(Lines of data)

========

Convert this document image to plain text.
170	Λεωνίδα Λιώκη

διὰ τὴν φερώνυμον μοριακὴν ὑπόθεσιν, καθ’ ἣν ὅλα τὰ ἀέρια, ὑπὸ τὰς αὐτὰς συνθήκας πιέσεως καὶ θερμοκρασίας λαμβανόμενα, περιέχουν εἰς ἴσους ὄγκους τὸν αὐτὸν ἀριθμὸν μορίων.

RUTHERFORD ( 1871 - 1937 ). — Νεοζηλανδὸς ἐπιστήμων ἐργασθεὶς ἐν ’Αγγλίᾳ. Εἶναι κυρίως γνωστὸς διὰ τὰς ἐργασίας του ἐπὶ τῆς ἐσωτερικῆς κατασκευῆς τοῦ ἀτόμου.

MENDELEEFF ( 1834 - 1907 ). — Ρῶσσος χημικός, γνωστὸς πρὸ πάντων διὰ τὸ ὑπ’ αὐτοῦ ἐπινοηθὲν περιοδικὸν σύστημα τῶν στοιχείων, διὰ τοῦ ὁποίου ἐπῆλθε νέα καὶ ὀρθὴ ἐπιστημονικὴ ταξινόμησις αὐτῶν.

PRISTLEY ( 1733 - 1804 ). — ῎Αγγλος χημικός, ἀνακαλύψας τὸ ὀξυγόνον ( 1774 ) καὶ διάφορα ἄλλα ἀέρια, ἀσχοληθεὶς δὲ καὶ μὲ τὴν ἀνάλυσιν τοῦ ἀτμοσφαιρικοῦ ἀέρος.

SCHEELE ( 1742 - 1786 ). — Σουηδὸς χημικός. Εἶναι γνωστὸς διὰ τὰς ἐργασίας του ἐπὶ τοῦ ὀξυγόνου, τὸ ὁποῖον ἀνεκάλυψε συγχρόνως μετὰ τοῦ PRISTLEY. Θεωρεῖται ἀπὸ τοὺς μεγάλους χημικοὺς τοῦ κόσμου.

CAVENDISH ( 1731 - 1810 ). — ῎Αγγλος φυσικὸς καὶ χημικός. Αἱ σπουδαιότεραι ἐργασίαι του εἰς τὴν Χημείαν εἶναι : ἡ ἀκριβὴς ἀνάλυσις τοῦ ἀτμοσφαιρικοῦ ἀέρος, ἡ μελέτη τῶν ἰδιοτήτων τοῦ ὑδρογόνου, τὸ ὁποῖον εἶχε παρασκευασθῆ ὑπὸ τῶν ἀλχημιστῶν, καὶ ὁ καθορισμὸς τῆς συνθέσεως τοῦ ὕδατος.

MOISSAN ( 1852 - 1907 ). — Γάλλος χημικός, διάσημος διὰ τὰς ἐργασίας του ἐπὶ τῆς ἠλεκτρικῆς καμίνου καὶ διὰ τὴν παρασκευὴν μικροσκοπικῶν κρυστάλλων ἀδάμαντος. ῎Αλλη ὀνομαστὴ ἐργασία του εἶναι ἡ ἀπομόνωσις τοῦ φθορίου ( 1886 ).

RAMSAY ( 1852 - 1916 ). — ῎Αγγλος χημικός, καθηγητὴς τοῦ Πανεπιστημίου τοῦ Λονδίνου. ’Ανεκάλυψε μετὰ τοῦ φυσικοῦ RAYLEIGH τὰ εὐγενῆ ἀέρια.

========

**Given problem**: Repeat the material above in full, exactly as it stands.

**Result of this exercise**:
Convert this document image to plain text.
170	Λεωνίδα Λιώκη

διὰ τὴν φερώνυμον μοριακὴν ὑπόθεσιν, καθ’ ἣν ὅλα τὰ ἀέρια, ὑπὸ τὰς αὐτὰς συνθήκας πιέσεως καὶ θερμοκρασίας λαμβανόμενα, περιέχουν εἰς ἴσους ὄγκους τὸν αὐτὸν ἀριθμὸν μορίων.

RUTHERFORD ( 1871 - 1937 ). — Νεοζηλανδὸς ἐπιστήμων ἐργασθεὶς ἐν ’Αγγλίᾳ. Εἶναι κυρίως γνωστὸς διὰ τὰς ἐργασίας του ἐπὶ τῆς ἐσωτερικῆς κατασκευῆς τοῦ ἀτόμου.

MENDELEEFF ( 1834 - 1907 ). — Ρῶσσος χημικός, γνωστὸς πρὸ πάντων διὰ τὸ ὑπ’ αὐτοῦ ἐπινοηθὲν περιοδικὸν σύστημα τῶν στοιχείων, διὰ τοῦ ὁποίου ἐπῆλθε νέα καὶ ὀρθὴ ἐπιστημονικὴ ταξινόμησις αὐτῶν.

PRISTLEY ( 1733 - 1804 ). — ῎Αγγλος χημικός, ἀνακαλύψας τὸ ὀξυγόνον ( 1774 ) καὶ διάφορα ἄλλα ἀέρια, ἀσχοληθεὶς δὲ καὶ μὲ τὴν ἀνάλυσιν τοῦ ἀτμοσφαιρικοῦ ἀέρος.

SCHEELE ( 1742 - 1786 ). — Σουηδὸς χημικός. Εἶναι γνωστὸς διὰ τὰς ἐργασίας του ἐπὶ τοῦ ὀξυγόνου, τὸ ὁποῖον ἀνεκάλυψε συγχρόνως μετὰ τοῦ PRISTLEY. Θεωρεῖται ἀπὸ τοὺς μεγάλους χημικοὺς τοῦ κόσμου.

CAVENDISH ( 1731 - 1810 ). — ῎Αγγλος φυσικὸς καὶ χημικός. Αἱ σπουδαιότεραι ἐργασίαι του εἰς τὴν Χημείαν εἶναι : ἡ ἀκριβὴς ἀνάλυσις τοῦ ἀτμοσφαιρικοῦ ἀέρος, ἡ μελέτη τῶν ἰδιοτήτων τοῦ ὑδρογόνου, τὸ ὁποῖον εἶχε παρασκευασθῆ ὑπὸ τῶν ἀλχημιστῶν, καὶ ὁ καθορισμὸς τῆς συνθέσεως τοῦ ὕδατος.

MOISSAN ( 1852 - 1907 ). — Γάλλος χημικός, διάσημος διὰ τὰς ἐργασίας του ἐπὶ τῆς ἠλεκτρικῆς καμίνου καὶ διὰ τὴν παρασκευὴν μικροσκοπικῶν κρυστάλλων ἀδάμαντος. ῎Αλλη ὀνομαστὴ ἐργασία του εἶναι ἡ ἀπομόνωσις τοῦ φθορίου ( 1886 ).

RAMSAY ( 1852 - 1916 ). — ῎Αγγλος χημικός, καθηγητὴς τοῦ Πανεπιστημίου τοῦ Λονδίνου. ’Ανεκάλυψε μετὰ τοῦ φυσικοῦ RAYLEIGH τὰ εὐγενῆ ἀέρια.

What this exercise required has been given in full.